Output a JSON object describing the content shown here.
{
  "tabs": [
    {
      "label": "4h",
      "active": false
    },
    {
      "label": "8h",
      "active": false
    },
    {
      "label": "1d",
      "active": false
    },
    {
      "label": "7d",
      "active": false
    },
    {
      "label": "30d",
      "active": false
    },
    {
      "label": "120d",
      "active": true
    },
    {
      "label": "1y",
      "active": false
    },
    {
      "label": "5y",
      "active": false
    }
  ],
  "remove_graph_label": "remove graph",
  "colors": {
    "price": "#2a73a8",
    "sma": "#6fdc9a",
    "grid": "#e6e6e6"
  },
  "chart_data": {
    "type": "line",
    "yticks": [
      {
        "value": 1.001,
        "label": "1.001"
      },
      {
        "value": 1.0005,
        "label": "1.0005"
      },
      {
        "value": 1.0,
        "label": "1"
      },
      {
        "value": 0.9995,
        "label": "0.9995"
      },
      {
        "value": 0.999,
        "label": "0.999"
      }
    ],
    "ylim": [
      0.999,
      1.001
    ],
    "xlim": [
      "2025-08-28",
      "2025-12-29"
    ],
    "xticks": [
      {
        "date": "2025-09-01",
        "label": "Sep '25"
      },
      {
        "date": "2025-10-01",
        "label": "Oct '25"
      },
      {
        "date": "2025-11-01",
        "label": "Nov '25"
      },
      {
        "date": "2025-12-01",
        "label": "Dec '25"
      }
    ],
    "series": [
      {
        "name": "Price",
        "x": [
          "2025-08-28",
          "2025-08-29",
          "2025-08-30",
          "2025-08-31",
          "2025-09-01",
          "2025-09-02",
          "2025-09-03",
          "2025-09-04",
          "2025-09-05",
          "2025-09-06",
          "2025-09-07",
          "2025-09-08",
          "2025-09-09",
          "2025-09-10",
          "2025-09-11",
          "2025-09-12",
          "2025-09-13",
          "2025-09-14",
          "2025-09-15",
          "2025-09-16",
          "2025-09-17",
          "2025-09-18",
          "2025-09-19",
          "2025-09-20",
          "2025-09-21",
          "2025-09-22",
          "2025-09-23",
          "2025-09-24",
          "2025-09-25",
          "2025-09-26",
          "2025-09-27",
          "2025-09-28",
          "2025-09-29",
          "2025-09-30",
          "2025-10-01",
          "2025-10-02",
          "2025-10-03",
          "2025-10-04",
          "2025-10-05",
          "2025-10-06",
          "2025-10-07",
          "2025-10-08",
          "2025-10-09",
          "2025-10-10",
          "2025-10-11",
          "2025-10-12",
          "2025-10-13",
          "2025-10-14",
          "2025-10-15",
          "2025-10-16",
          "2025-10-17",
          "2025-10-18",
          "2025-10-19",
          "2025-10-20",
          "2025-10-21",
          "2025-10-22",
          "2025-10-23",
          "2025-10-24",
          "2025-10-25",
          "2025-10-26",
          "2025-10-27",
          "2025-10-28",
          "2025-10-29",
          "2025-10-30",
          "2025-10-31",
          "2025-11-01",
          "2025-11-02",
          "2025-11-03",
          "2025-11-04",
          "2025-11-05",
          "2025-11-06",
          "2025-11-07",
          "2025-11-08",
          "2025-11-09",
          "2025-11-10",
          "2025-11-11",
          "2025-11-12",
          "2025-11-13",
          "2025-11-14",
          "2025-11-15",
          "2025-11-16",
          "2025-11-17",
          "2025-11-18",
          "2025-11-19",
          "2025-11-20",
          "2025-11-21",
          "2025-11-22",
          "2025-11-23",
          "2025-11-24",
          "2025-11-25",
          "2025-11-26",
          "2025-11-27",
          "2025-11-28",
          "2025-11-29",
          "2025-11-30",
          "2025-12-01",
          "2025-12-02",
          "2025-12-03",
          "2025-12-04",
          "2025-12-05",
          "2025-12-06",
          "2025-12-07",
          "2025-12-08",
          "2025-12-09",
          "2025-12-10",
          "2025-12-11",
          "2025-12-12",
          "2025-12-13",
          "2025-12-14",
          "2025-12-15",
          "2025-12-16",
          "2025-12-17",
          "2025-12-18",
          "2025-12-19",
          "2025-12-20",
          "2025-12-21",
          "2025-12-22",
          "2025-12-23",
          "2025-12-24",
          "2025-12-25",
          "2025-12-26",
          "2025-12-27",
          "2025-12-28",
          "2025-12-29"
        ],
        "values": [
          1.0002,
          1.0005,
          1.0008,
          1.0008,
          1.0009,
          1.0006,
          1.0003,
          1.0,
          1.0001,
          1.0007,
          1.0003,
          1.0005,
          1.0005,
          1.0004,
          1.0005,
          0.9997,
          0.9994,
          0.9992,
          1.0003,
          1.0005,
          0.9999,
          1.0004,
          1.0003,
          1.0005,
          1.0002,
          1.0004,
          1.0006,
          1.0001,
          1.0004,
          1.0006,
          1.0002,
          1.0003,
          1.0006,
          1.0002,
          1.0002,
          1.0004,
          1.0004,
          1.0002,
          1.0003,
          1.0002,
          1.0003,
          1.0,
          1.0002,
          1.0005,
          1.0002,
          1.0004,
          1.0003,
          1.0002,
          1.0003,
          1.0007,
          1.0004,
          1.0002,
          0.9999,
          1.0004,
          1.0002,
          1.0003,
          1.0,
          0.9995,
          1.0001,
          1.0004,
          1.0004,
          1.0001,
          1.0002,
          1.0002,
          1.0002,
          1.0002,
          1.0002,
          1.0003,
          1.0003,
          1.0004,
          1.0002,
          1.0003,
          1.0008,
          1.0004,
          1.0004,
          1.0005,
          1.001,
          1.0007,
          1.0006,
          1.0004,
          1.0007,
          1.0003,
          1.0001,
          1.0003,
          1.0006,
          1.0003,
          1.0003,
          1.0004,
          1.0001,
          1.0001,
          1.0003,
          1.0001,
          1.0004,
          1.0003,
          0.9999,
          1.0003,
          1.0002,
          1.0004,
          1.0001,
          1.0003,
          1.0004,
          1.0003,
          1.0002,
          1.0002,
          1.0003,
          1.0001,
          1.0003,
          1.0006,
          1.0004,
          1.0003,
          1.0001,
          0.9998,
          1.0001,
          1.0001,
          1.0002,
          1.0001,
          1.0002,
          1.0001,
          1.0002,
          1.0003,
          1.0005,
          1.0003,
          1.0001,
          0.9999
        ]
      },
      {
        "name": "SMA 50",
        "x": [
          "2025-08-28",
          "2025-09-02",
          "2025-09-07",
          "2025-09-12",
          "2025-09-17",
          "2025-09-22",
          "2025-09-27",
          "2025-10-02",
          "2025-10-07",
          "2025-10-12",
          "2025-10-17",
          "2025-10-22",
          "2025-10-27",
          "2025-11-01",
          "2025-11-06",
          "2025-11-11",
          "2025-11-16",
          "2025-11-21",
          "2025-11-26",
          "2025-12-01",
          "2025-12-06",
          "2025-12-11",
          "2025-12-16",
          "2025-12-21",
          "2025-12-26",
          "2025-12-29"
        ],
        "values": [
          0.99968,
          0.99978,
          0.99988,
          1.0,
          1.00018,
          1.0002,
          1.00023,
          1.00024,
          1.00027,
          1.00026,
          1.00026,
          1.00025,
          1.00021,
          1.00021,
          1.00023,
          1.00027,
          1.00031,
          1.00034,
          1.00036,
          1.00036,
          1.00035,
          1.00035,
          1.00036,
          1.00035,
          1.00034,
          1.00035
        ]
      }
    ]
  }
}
==*==
• Stated goal
Print the complete listing again, exactly as it stands.

• Result of this task
Output a JSON object describing the content shown here.
{
  "tabs": [
    {
      "label": "4h",
      "active": false
    },
    {
      "label": "8h",
      "active": false
    },
    {
      "label": "1d",
      "active": false
    },
    {
      "label": "7d",
      "active": false
    },
    {
      "label": "30d",
      "active": false
    },
    {
      "label": "120d",
      "active": true
    },
    {
      "label": "1y",
      "active": false
    },
    {
      "label": "5y",
      "active": false
    }
  ],
  "remove_graph_label": "remove graph",
  "colors": {
    "price": "#2a73a8",
    "sma": "#6fdc9a",
    "grid": "#e6e6e6"
  },
  "chart_data": {
    "type": "line",
    "yticks": [
      {
        "value": 1.001,
        "label": "1.001"
      },
      {
        "value": 1.0005,
        "label": "1.0005"
      },
      {
        "value": 1.0,
        "label": "1"
      },
      {
        "value": 0.9995,
        "label": "0.9995"
      },
      {
        "value": 0.999,
        "label": "0.999"
      }
    ],
    "ylim": [
      0.999,
      1.001
    ],
    "xlim": [
      "2025-08-28",
      "2025-12-29"
    ],
    "xticks": [
      {
        "date": "2025-09-01",
        "label": "Sep '25"
      },
      {
        "date": "2025-10-01",
        "label": "Oct '25"
      },
      {
        "date": "2025-11-01",
        "label": "Nov '25"
      },
      {
        "date": "2025-12-01",
        "label": "Dec '25"
      }
    ],
    "series": [
      {
        "name": "Price",
        "x": [
          "2025-08-28",
          "2025-08-29",
          "2025-08-30",
          "2025-08-31",
          "2025-09-01",
          "2025-09-02",
          "2025-09-03",
          "2025-09-04",
          "2025-09-05",
          "2025-09-06",
          "2025-09-07",
          "2025-09-08",
          "2025-09-09",
          "2025-09-10",
          "2025-09-11",
          "2025-09-12",
          "2025-09-13",
          "2025-09-14",
          "2025-09-15",
          "2025-09-16",
          "2025-09-17",
          "2025-09-18",
          "2025-09-19",
          "2025-09-20",
          "2025-09-21",
          "2025-09-22",
          "2025-09-23",
          "2025-09-24",
          "2025-09-25",
          "2025-09-26",
          "2025-09-27",
          "2025-09-28",
          "2025-09-29",
          "2025-09-30",
          "2025-10-01",
          "2025-10-02",
          "2025-10-03",
          "2025-10-04",
          "2025-10-05",
          "2025-10-06",
          "2025-10-07",
          "2025-10-08",
          "2025-10-09",
          "2025-10-10",
          "2025-10-11",
          "2025-10-12",
          "2025-10-13",
          "2025-10-14",
          "2025-10-15",
          "2025-10-16",
          "2025-10-17",
          "2025-10-18",
          "2025-10-19",
          "2025-10-20",
          "2025-10-21",
          "2025-10-22",
          "2025-10-23",
          "2025-10-24",
          "2025-10-25",
          "2025-10-26",
          "2025-10-27",
          "2025-10-28",
          "2025-10-29",
          "2025-10-30",
          "2025-10-31",
          "2025-11-01",
          "2025-11-02",
          "2025-11-03",
          "2025-11-04",
          "2025-11-05",
          "2025-11-06",
          "2025-11-07",
          "2025-11-08",
          "2025-11-09",
          "2025-11-10",
          "2025-11-11",
          "2025-11-12",
          "2025-11-13",
          "2025-11-14",
          "2025-11-15",
          "2025-11-16",
          "2025-11-17",
          "2025-11-18",
          "2025-11-19",
          "2025-11-20",
          "2025-11-21",
          "2025-11-22",
          "2025-11-23",
          "2025-11-24",
          "2025-11-25",
          "2025-11-26",
          "2025-11-27",
          "2025-11-28",
          "2025-11-29",
          "2025-11-30",
          "2025-12-01",
          "2025-12-02",
          "2025-12-03",
          "2025-12-04",
          "2025-12-05",
          "2025-12-06",
          "2025-12-07",
          "2025-12-08",
          "2025-12-09",
          "2025-12-10",
          "2025-12-11",
          "2025-12-12",
          "2025-12-13",
          "2025-12-14",
          "2025-12-15",
          "2025-12-16",
          "2025-12-17",
          "2025-12-18",
          "2025-12-19",
          "2025-12-20",
          "2025-12-21",
          "2025-12-22",
          "2025-12-23",
          "2025-12-24",
          "2025-12-25",
          "2025-12-26",
          "2025-12-27",
          "2025-12-28",
          "2025-12-29"
        ],
        "values": [
          1.0002,
          1.0005,
          1.0008,
          1.0008,
          1.0009,
          1.0006,
          1.0003,
          1.0,
          1.0001,
          1.0007,
          1.0003,
          1.0005,
          1.0005,
          1.0004,
          1.0005,
          0.9997,
          0.9994,
          0.9992,
          1.0003,
          1.0005,
          0.9999,
          1.0004,
          1.0003,
          1.0005,
          1.0002,
          1.0004,
          1.0006,
          1.0001,
          1.0004,
          1.0006,
          1.0002,
          1.0003,
          1.0006,
          1.0002,
          1.0002,
          1.0004,
          1.0004,
          1.0002,
          1.0003,
          1.0002,
          1.0003,
          1.0,
          1.0002,
          1.0005,
          1.0002,
          1.0004,
          1.0003,
          1.0002,
          1.0003,
          1.0007,
          1.0004,
          1.0002,
          0.9999,
          1.0004,
          1.0002,
          1.0003,
          1.0,
          0.9995,
          1.0001,
          1.0004,
          1.0004,
          1.0001,
          1.0002,
          1.0002,
          1.0002,
          1.0002,
          1.0002,
          1.0003,
          1.0003,
          1.0004,
          1.0002,
          1.0003,
          1.0008,
          1.0004,
          1.0004,
          1.0005,
          1.001,
          1.0007,
          1.0006,
          1.0004,
          1.0007,
          1.0003,
          1.0001,
          1.0003,
          1.0006,
          1.0003,
          1.0003,
          1.0004,
          1.0001,
          1.0001,
          1.0003,
          1.0001,
          1.0004,
          1.0003,
          0.9999,
          1.0003,
          1.0002,
          1.0004,
          1.0001,
          1.0003,
          1.0004,
          1.0003,
          1.0002,
          1.0002,
          1.0003,
          1.0001,
          1.0003,
          1.0006,
          1.0004,
          1.0003,
          1.0001,
          0.9998,
          1.0001,
          1.0001,
          1.0002,
          1.0001,
          1.0002,
          1.0001,
          1.0002,
          1.0003,
          1.0005,
          1.0003,
          1.0001,
          0.9999
        ]
      },
      {
        "name": "SMA 50",
        "x": [
          "2025-08-28",
          "2025-09-02",
          "2025-09-07",
          "2025-09-12",
          "2025-09-17",
          "2025-09-22",
          "2025-09-27",
          "2025-10-02",
          "2025-10-07",
          "2025-10-12",
          "2025-10-17",
          "2025-10-22",
          "2025-10-27",
          "2025-11-01",
          "2025-11-06",
          "2025-11-11",
          "2025-11-16",
          "2025-11-21",
          "2025-11-26",
          "2025-12-01",
          "2025-12-06",
          "2025-12-11",
          "2025-12-16",
          "2025-12-21",
          "2025-12-26",
          "2025-12-29"
        ],
        "values": [
          0.99968,
          0.99978,
          0.99988,
          1.0,
          1.00018,
          1.0002,
          1.00023,
          1.00024,
          1.00027,
          1.00026,
          1.00026,
          1.00025,
          1.00021,
          1.00021,
          1.00023,
          1.00027,
          1.00031,
          1.00034,
          1.00036,
          1.00036,
          1.00035,
          1.00035,
          1.00036,
          1.00035,
          1.00034,
          1.00035
        ]
      }
    ]
  }
}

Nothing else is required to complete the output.